『ロッキー』と生卵の滋養?
2004年 09月 05日
『ロッキー』は見た事ありますか?
4回戦ボクシングで日銭を稼ぐロッキーが、幸運にも世界ヘビー級チャンピオン・アポロとの対戦権を得て、血のにじむ様な努力をし、勝利を手にするという感動的な映画。あの中で、ロッキーがアポロとの対戦前に生卵を一気飲みするシーンがあるのですが覚えていますか?
『生卵の一気飲み』がブームに
あの生卵を飲むシーンを観てから、精をつけるために、大ジョッキに沢山生卵を入れ、一気飲みするというブームが起きました。昔から、日本人にとって生卵を飲むことは精のつくことだと信じられていたので、あのシーンを見てなるほどと思ったわけです。

------------------------------------------------------------

▸ **課題**: 上の引用文のうち「2004年 09月 05日」から始まり「あるのですが覚えていますか?」で終わる部分を、「アポロ」を「対戦相手」に置き換えて書き直してください。

------------------------------------------------------------

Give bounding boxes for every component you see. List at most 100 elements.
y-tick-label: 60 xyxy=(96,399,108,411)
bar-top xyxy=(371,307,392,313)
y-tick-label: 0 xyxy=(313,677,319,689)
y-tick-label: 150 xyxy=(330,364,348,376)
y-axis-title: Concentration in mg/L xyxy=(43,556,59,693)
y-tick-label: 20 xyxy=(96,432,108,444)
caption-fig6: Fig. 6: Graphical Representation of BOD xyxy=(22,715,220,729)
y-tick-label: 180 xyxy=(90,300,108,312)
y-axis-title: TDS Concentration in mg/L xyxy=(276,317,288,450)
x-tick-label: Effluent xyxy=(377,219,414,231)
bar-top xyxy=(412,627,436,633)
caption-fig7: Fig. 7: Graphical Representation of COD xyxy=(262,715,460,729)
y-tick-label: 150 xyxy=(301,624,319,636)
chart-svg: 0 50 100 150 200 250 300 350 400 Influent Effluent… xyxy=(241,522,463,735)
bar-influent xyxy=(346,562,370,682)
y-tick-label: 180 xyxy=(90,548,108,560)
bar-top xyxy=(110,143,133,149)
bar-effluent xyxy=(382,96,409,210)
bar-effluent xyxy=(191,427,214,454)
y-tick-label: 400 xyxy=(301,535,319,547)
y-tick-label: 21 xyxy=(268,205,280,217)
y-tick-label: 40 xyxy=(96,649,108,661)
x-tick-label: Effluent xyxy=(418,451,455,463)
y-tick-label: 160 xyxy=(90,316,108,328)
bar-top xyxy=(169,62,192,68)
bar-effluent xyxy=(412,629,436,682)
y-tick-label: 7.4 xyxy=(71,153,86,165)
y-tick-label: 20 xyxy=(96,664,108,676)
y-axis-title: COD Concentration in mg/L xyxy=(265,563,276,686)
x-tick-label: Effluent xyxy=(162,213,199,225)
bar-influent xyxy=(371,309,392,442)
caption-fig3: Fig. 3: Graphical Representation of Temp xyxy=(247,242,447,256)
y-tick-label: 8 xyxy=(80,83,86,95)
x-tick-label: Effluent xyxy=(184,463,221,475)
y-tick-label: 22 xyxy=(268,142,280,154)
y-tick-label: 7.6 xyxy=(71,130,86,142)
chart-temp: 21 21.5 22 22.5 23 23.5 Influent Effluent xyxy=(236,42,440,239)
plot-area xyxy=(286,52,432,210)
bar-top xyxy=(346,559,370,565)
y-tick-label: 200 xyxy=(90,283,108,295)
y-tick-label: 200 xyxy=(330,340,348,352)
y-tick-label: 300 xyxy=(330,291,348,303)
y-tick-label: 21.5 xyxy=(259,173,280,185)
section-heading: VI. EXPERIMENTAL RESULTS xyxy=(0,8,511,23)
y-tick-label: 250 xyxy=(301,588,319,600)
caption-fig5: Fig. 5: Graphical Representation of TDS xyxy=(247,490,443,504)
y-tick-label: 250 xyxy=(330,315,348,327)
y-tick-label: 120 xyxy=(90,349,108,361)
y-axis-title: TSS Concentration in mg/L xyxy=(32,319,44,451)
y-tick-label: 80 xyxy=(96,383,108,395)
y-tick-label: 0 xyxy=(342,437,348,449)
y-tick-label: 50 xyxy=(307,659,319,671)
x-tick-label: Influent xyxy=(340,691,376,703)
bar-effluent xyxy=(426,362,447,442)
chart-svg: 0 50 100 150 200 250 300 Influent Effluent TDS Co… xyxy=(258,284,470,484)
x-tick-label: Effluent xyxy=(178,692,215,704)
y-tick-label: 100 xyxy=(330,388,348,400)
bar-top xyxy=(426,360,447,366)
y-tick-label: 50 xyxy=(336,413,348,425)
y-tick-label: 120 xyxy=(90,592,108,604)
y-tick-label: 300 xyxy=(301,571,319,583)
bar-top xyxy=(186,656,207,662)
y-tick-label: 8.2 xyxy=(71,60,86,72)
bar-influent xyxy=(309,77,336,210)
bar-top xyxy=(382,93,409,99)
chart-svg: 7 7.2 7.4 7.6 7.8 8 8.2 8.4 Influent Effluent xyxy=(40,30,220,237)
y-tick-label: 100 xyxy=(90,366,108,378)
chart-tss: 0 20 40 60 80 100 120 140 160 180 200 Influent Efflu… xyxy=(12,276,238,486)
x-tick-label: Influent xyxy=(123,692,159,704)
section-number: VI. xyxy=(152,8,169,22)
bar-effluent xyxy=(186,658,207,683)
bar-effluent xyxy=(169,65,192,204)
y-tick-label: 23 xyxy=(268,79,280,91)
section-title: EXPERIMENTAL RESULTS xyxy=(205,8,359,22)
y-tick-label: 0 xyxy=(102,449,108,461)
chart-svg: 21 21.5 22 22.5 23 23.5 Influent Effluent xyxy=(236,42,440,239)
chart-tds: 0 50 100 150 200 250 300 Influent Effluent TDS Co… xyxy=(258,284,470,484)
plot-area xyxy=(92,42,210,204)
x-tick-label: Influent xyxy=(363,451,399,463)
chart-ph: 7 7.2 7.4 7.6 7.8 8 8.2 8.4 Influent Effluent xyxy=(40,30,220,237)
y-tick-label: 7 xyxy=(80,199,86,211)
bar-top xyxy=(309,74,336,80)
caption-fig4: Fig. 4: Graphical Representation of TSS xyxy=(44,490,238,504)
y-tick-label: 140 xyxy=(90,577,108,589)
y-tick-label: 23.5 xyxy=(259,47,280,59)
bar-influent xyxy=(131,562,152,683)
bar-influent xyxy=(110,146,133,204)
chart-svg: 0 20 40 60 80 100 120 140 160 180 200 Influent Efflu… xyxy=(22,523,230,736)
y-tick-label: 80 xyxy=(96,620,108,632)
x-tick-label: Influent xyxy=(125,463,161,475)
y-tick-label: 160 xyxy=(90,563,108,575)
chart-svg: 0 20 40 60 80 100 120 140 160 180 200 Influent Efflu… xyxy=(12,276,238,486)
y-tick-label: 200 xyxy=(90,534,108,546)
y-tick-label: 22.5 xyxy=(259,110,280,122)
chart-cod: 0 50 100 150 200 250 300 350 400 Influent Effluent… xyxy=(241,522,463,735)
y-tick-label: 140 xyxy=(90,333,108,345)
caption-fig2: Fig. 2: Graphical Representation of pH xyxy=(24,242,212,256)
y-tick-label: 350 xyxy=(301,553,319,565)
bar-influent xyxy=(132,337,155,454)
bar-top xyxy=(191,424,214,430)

------------------------------------------------------------

▸ **解答**:
2004年 09月 05日
『ロッキー』は見た事ありますか?
4回戦ボクシングで日銭を稼ぐロッキーが、幸運にも世界ヘビー級チャンピオン・対戦相手との対戦権を得て、血のにじむ様な努力をし、勝利を手にするという感動的な映画。あの中で、ロッキーが対戦相手との対戦前に生卵を一気飲みするシーンがあるのですが覚えていますか?